◆ Task to carry out: Please report every line from the material that contains the word "niet".
-- Start of Supplied material --
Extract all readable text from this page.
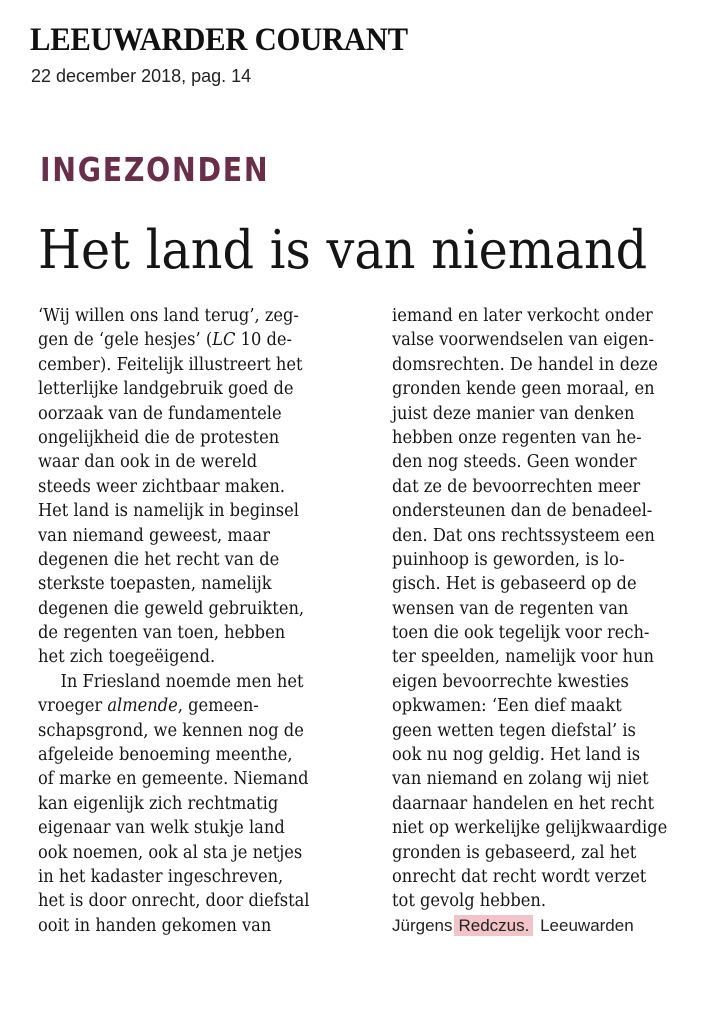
LEEUWARDER COURANT
22 december 2018, pag. 14
INGEZONDEN
Het land is van niemand
‘Wij willen ons land terug’, zeg-
gen de ‘gele hesjes’ (LC 10 de-
cember). Feitelijk illustreert het
letterlijke landgebruik goed de
oorzaak van de fundamentele
ongelijkheid die de protesten
waar dan ook in de wereld
steeds weer zichtbaar maken.
Het land is namelijk in beginsel
van niemand geweest, maar
degenen die het recht van de
sterkste toepasten, namelijk
degenen die geweld gebruikten,
de regenten van toen, hebben
het zich toegeëigend.
In Friesland noemde men het
vroeger almende, gemeen-
schapsgrond, we kennen nog de
afgeleide benoeming meenthe,
of marke en gemeente. Niemand
kan eigenlijk zich rechtmatig
eigenaar van welk stukje land
ook noemen, ook al sta je netjes
in het kadaster ingeschreven,
het is door onrecht, door diefstal
ooit in handen gekomen van
iemand en later verkocht onder
valse voorwendselen van eigen-
domsrechten. De handel in deze
gronden kende geen moraal, en
juist deze manier van denken
hebben onze regenten van he-
den nog steeds. Geen wonder
dat ze de bevoorrechten meer
ondersteunen dan de benadeel-
den. Dat ons rechtssysteem een
puinhoop is geworden, is lo-
gisch. Het is gebaseerd op de
wensen van de regenten van
toen die ook tegelijk voor rech-
ter speelden, namelijk voor hun
eigen bevoorrechte kwesties
opkwamen: ‘Een dief maakt
geen wetten tegen diefstal’ is
ook nu nog geldig. Het land is
van niemand en zolang wij niet
daarnaar handelen en het recht
niet op werkelijke gelijkwaardige
gronden is gebaseerd, zal het
onrecht dat recht wordt verzet
tot gevolg hebben.
Jürgens Redczus. Leeuwarden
-- End of Supplied material --
◆ Full solution:
van niemand en zolang wij niet
niet op werkelijke gelijkwaardige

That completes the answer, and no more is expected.